■ Given data:
==============================

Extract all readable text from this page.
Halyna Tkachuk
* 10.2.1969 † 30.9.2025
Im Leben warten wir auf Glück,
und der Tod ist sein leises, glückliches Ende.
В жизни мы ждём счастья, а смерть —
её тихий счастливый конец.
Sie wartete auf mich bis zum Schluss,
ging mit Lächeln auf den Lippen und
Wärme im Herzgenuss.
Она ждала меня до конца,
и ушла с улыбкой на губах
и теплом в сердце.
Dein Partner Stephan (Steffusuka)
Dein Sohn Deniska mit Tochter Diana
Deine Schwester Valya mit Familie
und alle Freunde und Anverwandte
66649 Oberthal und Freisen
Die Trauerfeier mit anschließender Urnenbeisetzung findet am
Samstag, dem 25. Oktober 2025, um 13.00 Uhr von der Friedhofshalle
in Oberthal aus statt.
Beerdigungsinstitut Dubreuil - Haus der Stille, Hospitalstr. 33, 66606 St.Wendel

==============================

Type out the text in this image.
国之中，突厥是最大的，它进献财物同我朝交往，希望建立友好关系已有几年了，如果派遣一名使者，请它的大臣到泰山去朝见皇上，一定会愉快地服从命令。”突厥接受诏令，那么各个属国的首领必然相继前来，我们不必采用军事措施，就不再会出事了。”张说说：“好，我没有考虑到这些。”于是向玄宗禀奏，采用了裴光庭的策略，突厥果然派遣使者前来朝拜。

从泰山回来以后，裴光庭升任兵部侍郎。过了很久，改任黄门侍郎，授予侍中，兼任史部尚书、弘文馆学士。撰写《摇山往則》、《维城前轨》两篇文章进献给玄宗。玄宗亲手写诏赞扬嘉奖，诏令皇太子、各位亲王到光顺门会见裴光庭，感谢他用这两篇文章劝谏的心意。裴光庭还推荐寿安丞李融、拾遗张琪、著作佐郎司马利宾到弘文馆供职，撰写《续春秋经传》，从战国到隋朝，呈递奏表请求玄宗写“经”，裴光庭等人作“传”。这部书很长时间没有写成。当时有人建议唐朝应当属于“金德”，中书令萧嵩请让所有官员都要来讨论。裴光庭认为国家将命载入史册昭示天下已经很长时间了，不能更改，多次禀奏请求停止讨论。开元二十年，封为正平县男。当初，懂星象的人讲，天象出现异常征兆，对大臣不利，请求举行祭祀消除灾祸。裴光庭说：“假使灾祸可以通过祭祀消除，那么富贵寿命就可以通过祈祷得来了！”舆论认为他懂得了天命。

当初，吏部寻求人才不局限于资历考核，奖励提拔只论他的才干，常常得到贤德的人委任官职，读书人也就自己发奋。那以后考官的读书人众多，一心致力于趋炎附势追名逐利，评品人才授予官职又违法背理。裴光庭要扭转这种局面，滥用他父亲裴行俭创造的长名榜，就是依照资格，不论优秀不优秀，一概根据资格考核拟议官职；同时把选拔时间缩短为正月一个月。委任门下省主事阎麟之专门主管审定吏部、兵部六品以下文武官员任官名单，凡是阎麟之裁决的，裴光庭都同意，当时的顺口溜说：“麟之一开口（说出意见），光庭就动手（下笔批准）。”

==============================

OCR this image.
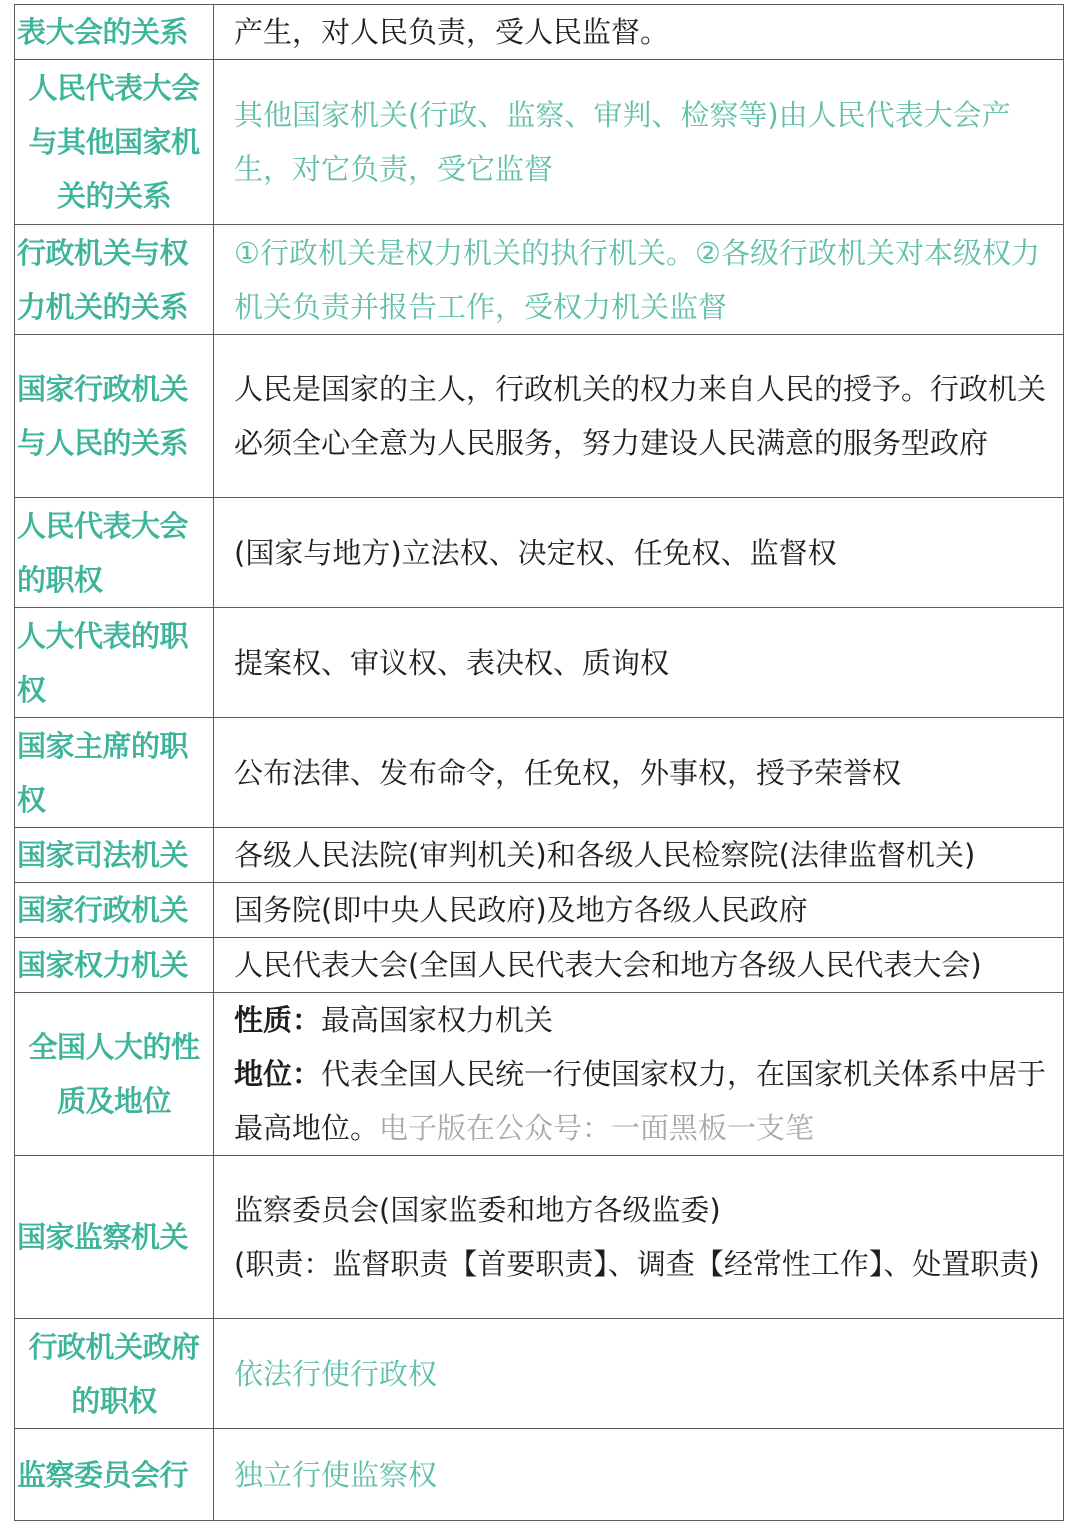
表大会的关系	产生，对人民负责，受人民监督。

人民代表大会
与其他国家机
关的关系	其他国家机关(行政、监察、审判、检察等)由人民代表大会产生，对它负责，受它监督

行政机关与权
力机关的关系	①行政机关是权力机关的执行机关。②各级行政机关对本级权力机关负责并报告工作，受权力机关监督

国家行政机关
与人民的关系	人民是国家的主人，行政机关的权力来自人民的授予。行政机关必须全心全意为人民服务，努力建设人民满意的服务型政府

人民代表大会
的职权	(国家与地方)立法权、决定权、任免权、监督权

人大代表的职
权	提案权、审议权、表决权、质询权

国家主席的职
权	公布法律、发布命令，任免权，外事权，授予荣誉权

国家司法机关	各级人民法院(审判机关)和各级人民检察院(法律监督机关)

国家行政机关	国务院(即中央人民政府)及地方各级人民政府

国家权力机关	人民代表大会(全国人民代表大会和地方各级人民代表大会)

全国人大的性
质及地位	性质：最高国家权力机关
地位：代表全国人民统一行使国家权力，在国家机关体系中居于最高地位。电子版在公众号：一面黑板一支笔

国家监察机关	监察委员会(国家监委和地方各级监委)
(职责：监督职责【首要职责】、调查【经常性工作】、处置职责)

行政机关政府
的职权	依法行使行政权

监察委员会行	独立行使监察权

==============================

■ Task brief:
Search the lines for "image". Copy each line that has it.

■ Complete answer:
Type out the text in this image.
OCR this image.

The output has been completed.